● Exercise goal
Retype the listing that follows, exactly as written.

Dataset entries
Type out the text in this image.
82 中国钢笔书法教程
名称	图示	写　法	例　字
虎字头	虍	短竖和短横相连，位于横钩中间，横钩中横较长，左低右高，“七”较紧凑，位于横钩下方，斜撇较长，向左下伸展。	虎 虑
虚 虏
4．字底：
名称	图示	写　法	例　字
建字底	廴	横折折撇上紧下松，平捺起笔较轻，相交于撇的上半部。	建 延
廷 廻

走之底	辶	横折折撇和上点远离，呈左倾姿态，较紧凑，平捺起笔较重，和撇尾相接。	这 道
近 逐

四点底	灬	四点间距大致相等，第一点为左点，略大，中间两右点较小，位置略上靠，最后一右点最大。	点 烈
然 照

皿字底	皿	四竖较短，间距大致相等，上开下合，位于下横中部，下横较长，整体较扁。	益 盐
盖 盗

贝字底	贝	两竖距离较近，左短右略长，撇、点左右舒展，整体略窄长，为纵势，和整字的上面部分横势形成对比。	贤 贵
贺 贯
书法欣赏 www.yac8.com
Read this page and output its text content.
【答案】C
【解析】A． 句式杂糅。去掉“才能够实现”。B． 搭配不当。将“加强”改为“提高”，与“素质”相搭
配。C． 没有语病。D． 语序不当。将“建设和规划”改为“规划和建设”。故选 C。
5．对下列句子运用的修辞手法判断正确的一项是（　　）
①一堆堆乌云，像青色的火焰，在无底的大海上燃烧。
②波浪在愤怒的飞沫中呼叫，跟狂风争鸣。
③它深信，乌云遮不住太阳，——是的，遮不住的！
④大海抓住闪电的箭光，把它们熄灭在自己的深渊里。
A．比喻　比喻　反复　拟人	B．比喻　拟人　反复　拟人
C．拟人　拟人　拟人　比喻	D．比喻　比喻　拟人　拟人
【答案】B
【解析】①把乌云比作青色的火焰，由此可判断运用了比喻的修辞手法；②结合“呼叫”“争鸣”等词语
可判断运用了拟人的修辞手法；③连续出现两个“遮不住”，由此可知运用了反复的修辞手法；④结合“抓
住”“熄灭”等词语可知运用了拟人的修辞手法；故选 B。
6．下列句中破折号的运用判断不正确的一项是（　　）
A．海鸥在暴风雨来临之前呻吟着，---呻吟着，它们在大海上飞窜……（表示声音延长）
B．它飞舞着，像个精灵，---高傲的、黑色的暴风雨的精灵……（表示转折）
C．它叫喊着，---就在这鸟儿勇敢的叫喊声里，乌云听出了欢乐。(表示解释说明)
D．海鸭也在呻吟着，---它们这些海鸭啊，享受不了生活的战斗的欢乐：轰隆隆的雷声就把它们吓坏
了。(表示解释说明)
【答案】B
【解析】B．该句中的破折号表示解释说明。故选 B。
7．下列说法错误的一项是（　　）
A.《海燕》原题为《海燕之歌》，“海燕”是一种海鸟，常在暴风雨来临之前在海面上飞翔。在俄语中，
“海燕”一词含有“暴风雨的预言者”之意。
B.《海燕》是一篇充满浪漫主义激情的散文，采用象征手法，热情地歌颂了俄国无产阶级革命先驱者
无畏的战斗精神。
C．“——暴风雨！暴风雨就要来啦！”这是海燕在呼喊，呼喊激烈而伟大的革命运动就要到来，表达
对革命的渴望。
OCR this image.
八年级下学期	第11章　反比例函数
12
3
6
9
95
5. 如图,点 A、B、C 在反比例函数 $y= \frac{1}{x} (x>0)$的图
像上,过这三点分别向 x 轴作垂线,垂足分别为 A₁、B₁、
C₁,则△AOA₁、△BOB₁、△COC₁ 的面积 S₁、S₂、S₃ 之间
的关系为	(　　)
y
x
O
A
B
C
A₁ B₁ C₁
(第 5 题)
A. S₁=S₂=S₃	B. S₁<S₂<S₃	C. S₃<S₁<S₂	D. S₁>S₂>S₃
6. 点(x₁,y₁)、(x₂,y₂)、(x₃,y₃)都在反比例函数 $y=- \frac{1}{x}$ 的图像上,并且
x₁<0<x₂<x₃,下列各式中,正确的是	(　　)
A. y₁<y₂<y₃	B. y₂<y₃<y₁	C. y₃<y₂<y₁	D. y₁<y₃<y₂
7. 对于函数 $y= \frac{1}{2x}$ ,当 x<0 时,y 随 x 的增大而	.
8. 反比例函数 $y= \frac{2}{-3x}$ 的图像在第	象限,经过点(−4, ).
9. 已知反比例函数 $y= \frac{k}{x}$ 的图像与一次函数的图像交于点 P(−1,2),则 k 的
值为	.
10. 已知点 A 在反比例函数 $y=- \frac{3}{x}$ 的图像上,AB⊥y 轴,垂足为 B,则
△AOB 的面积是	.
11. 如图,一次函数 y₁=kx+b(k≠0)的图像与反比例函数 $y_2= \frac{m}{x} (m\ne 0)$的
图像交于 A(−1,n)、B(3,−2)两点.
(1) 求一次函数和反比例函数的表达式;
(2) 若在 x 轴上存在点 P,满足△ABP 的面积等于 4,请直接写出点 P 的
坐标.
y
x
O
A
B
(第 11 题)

● Response
Type out the text in this image.
82 中国钢笔书法教程
名称	图示	写　法	例　字
虎字头	虍	短竖和短横相连，位于横钩中间，横钩中横较长，左低右高，“七”较紧凑，位于横钩下方，斜撇较长，向左下伸展。	虎 虑
虚 虏
4．字底：
名称	图示	写　法	例　字
建字底	廴	横折折撇上紧下松，平捺起笔较轻，相交于撇的上半部。	建 延
廷 廻

走之底	辶	横折折撇和上点远离，呈左倾姿态，较紧凑，平捺起笔较重，和撇尾相接。	这 道
近 逐

四点底	灬	四点间距大致相等，第一点为左点，略大，中间两右点较小，位置略上靠，最后一右点最大。	点 烈
然 照

皿字底	皿	四竖较短，间距大致相等，上开下合，位于下横中部，下横较长，整体较扁。	益 盐
盖 盗

贝字底	贝	两竖距离较近，左短右略长，撇、点左右舒展，整体略窄长，为纵势，和整字的上面部分横势形成对比。	贤 贵
贺 贯
书法欣赏 www.yac8.com
Read this page and output its text content.
【答案】C
【解析】A． 句式杂糅。去掉“才能够实现”。B． 搭配不当。将“加强”改为“提高”，与“素质”相搭
配。C． 没有语病。D． 语序不当。将“建设和规划”改为“规划和建设”。故选 C。
5．对下列句子运用的修辞手法判断正确的一项是（　　）
①一堆堆乌云，像青色的火焰，在无底的大海上燃烧。
②波浪在愤怒的飞沫中呼叫，跟狂风争鸣。
③它深信，乌云遮不住太阳，——是的，遮不住的！
④大海抓住闪电的箭光，把它们熄灭在自己的深渊里。
A．比喻　比喻　反复　拟人	B．比喻　拟人　反复　拟人
C．拟人　拟人　拟人　比喻	D．比喻　比喻　拟人　拟人
【答案】B
【解析】①把乌云比作青色的火焰，由此可判断运用了比喻的修辞手法；②结合“呼叫”“争鸣”等词语
可判断运用了拟人的修辞手法；③连续出现两个“遮不住”，由此可知运用了反复的修辞手法；④结合“抓
住”“熄灭”等词语可知运用了拟人的修辞手法；故选 B。
6．下列句中破折号的运用判断不正确的一项是（　　）
A．海鸥在暴风雨来临之前呻吟着，---呻吟着，它们在大海上飞窜……（表示声音延长）
B．它飞舞着，像个精灵，---高傲的、黑色的暴风雨的精灵……（表示转折）
C．它叫喊着，---就在这鸟儿勇敢的叫喊声里，乌云听出了欢乐。(表示解释说明)
D．海鸭也在呻吟着，---它们这些海鸭啊，享受不了生活的战斗的欢乐：轰隆隆的雷声就把它们吓坏
了。(表示解释说明)
【答案】B
【解析】B．该句中的破折号表示解释说明。故选 B。
7．下列说法错误的一项是（　　）
A.《海燕》原题为《海燕之歌》，“海燕”是一种海鸟，常在暴风雨来临之前在海面上飞翔。在俄语中，
“海燕”一词含有“暴风雨的预言者”之意。
B.《海燕》是一篇充满浪漫主义激情的散文，采用象征手法，热情地歌颂了俄国无产阶级革命先驱者
无畏的战斗精神。
C．“——暴风雨！暴风雨就要来啦！”这是海燕在呼喊，呼喊激烈而伟大的革命运动就要到来，表达
对革命的渴望。
OCR this image.
八年级下学期	第11章　反比例函数
12
3
6
9
95
5. 如图,点 A、B、C 在反比例函数 $y= \frac{1}{x} (x>0)$的图
像上,过这三点分别向 x 轴作垂线,垂足分别为 A₁、B₁、
C₁,则△AOA₁、△BOB₁、△COC₁ 的面积 S₁、S₂、S₃ 之间
的关系为	(　　)
y
x
O
A
B
C
A₁ B₁ C₁
(第 5 题)
A. S₁=S₂=S₃	B. S₁<S₂<S₃	C. S₃<S₁<S₂	D. S₁>S₂>S₃
6. 点(x₁,y₁)、(x₂,y₂)、(x₃,y₃)都在反比例函数 $y=- \frac{1}{x}$ 的图像上,并且
x₁<0<x₂<x₃,下列各式中,正确的是	(　　)
A. y₁<y₂<y₃	B. y₂<y₃<y₁	C. y₃<y₂<y₁	D. y₁<y₃<y₂
7. 对于函数 $y= \frac{1}{2x}$ ,当 x<0 时,y 随 x 的增大而	.
8. 反比例函数 $y= \frac{2}{-3x}$ 的图像在第	象限,经过点(−4, ).
9. 已知反比例函数 $y= \frac{k}{x}$ 的图像与一次函数的图像交于点 P(−1,2),则 k 的
值为	.
10. 已知点 A 在反比例函数 $y=- \frac{3}{x}$ 的图像上,AB⊥y 轴,垂足为 B,则
△AOB 的面积是	.
11. 如图,一次函数 y₁=kx+b(k≠0)的图像与反比例函数 $y_2= \frac{m}{x} (m\ne 0)$的
图像交于 A(−1,n)、B(3,−2)两点.
(1) 求一次函数和反比例函数的表达式;
(2) 若在 x 轴上存在点 P,满足△ABP 的面积等于 4,请直接写出点 P 的
坐标.
y
x
O
A
B
(第 11 题)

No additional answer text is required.